PROBLEM TO WORK ON
What is the number of lines holding the word "Hello"? Give that number alone.

(Raw records)
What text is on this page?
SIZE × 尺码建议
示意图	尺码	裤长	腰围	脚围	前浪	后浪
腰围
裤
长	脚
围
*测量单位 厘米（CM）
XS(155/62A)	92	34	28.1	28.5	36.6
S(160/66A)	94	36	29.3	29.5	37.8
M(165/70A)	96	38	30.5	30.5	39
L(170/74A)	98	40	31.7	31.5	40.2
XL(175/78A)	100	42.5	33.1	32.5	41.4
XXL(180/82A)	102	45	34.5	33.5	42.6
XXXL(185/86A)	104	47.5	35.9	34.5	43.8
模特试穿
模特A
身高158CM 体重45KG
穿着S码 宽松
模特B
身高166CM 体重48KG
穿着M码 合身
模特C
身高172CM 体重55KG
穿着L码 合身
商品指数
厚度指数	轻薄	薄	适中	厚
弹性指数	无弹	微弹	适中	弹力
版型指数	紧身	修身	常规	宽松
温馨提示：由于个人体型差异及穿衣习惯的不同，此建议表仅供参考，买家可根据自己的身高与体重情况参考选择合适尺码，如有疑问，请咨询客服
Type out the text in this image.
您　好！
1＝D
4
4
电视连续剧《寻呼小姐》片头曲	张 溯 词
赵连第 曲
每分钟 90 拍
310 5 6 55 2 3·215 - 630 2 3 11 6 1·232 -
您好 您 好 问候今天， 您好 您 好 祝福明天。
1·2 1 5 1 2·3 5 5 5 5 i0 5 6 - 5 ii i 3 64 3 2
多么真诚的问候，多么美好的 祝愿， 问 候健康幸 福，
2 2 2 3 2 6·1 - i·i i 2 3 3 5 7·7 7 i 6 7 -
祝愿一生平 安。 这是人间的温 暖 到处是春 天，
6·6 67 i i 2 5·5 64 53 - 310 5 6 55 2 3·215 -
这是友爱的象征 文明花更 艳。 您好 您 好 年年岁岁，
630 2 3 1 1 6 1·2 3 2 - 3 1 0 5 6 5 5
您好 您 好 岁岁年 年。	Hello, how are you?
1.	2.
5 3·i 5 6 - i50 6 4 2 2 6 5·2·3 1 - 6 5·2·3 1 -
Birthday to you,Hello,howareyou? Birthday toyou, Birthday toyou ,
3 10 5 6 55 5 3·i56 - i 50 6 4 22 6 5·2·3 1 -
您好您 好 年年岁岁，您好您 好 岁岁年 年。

EXERCISE OUTPUT
2